Tugas yang Diberikan: Menurut teks bacaan di bawah, kapan sumur minyak Montara di Laut Timor meledak?

Teks Bacaan:
-- -- --

Kupang (ANTARA News) - Pengamat hukum internasional dari Universitas Nusa Cendana Kupang Wilhelmus Wetan Songa SH.MHum menilai usaha penyelundupan manusia (people smuggling) ke Australia merupakan sebuah pilihan menjanjikan bagi nelayan di Nusa Tenggara Timur (NTT).
"Saya tidak berada pada posisi untuk mendukung langkah (people smuggling), tetapi setelah perairan Laut Timor tercemar akibat meledaknya sumur minyak Montara di Laut Timor pada 21 Agustus 2009, para nelayan kita semakin sulit mendapatkan ikan. Pilihan berikutnya adalah menyelundupkan manusia ke Australia," katanya di Kupang, Rabu.

-- -- --

Blok Data:
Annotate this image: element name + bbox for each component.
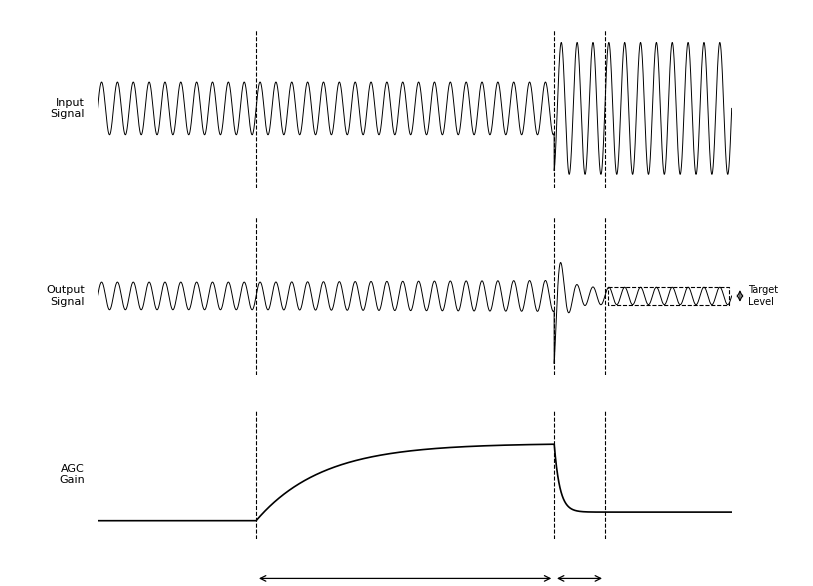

-- -- --

Jawaban Tugas: Pada 21 Agustus 2009.